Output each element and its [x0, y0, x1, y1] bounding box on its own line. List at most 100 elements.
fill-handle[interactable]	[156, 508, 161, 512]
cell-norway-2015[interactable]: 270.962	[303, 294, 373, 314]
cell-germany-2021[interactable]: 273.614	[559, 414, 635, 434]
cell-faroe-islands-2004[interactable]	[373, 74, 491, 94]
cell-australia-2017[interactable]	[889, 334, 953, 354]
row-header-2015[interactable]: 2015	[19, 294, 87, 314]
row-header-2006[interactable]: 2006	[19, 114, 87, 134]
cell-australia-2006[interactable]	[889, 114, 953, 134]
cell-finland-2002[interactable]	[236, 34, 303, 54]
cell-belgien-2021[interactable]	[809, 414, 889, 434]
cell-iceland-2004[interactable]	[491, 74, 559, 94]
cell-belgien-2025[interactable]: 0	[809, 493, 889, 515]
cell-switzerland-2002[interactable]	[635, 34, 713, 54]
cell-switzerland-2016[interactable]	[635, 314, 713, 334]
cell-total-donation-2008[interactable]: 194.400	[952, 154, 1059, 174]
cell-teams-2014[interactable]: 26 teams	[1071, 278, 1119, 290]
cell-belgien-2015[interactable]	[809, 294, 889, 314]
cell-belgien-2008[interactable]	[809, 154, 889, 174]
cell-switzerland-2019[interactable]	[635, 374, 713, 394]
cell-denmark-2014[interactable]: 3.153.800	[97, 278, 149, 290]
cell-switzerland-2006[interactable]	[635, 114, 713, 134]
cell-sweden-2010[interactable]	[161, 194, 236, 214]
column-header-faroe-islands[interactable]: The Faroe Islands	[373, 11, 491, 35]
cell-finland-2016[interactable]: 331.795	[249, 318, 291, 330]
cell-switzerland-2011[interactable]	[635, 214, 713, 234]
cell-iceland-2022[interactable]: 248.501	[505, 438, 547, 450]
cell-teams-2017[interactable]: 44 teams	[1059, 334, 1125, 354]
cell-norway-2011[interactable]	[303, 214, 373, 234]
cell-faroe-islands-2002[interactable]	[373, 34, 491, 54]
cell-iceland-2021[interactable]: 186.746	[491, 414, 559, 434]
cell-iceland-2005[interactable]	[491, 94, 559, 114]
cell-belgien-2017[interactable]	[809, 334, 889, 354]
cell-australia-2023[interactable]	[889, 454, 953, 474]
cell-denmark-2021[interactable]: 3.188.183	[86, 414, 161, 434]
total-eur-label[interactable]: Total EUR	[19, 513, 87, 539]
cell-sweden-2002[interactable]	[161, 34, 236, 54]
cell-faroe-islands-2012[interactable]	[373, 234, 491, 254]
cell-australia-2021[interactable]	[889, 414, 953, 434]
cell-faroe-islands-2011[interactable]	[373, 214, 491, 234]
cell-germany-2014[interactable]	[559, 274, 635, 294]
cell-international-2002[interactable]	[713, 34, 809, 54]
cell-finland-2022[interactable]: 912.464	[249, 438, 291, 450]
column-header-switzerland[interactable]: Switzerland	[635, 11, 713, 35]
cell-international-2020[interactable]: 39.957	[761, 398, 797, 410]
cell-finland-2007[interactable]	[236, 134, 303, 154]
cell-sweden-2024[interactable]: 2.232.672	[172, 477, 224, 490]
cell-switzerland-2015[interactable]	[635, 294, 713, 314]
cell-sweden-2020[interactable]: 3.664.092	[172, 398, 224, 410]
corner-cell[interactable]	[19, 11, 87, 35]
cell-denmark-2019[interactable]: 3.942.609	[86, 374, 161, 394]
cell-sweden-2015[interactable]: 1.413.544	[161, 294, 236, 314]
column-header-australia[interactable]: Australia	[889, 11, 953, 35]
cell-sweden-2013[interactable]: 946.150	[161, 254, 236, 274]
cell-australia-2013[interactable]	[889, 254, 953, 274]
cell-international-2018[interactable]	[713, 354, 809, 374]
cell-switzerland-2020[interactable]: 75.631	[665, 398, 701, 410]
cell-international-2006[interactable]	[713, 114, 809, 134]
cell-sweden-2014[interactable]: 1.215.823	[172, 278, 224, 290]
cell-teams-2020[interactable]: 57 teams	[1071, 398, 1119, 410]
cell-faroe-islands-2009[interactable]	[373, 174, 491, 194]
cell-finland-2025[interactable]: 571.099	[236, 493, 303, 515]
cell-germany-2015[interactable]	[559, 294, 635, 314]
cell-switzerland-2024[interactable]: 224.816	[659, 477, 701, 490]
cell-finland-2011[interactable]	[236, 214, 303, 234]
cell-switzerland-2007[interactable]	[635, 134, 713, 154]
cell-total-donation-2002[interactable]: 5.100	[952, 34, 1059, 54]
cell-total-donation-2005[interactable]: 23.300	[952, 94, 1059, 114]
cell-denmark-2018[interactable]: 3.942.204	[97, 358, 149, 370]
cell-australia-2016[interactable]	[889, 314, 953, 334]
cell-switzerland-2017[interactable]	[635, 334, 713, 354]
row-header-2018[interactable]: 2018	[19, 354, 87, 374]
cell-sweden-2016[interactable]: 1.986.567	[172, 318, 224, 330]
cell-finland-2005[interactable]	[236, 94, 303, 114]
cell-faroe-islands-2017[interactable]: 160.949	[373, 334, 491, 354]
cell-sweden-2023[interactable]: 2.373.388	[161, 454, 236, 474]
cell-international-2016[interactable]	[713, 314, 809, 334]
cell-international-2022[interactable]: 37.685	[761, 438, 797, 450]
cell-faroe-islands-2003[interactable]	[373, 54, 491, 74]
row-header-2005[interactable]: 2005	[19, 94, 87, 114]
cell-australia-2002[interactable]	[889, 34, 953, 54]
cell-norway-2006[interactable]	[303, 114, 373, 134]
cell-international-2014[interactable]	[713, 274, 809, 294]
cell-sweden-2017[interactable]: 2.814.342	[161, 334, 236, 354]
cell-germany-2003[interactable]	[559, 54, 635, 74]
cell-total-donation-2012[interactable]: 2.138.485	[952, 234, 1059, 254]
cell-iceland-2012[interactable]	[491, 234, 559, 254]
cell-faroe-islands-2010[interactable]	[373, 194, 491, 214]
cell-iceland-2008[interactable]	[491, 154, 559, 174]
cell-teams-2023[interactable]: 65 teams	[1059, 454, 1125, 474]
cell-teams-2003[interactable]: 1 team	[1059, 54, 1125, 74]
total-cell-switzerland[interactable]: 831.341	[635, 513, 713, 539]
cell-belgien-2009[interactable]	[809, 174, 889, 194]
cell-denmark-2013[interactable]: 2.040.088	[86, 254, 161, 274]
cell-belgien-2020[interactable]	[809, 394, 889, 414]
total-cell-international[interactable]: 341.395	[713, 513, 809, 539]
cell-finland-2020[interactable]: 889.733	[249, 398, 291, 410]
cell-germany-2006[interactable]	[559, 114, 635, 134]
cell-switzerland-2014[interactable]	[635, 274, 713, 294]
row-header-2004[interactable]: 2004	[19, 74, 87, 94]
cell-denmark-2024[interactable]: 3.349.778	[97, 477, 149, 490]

BRIEF » Present the records from their first line through the line containing "314, 713, 334]" as a Markdown table with the columns Row and Line. Number each row and skip blank lines.

EXERCISE SOLUTION »
| Row | Line |
|---|---|
| 1 | Output each element and its [x0, y0, x1, y1] bounding box on its own line. List at most 100 elements. |
| 2 | fill-handle[interactable]	[156, 508, 161, 512] |
| 3 | cell-norway-2015[interactable]: 270.962	[303, 294, 373, 314] |
| 4 | cell-germany-2021[interactable]: 273.614	[559, 414, 635, 434] |
| 5 | cell-faroe-islands-2004[interactable]	[373, 74, 491, 94] |
| 6 | cell-australia-2017[interactable]	[889, 334, 953, 354] |
| 7 | row-header-2015[interactable]: 2015	[19, 294, 87, 314] |
| 8 | row-header-2006[interactable]: 2006	[19, 114, 87, 134] |
| 9 | cell-australia-2006[interactable]	[889, 114, 953, 134] |
| 10 | cell-finland-2002[interactable]	[236, 34, 303, 54] |
| 11 | cell-belgien-2021[interactable]	[809, 414, 889, 434] |
| 12 | cell-iceland-2004[interactable]	[491, 74, 559, 94] |
| 13 | cell-belgien-2025[interactable]: 0	[809, 493, 889, 515] |
| 14 | cell-switzerland-2002[interactable]	[635, 34, 713, 54] |
| 15 | cell-switzerland-2016[interactable]	[635, 314, 713, 334] |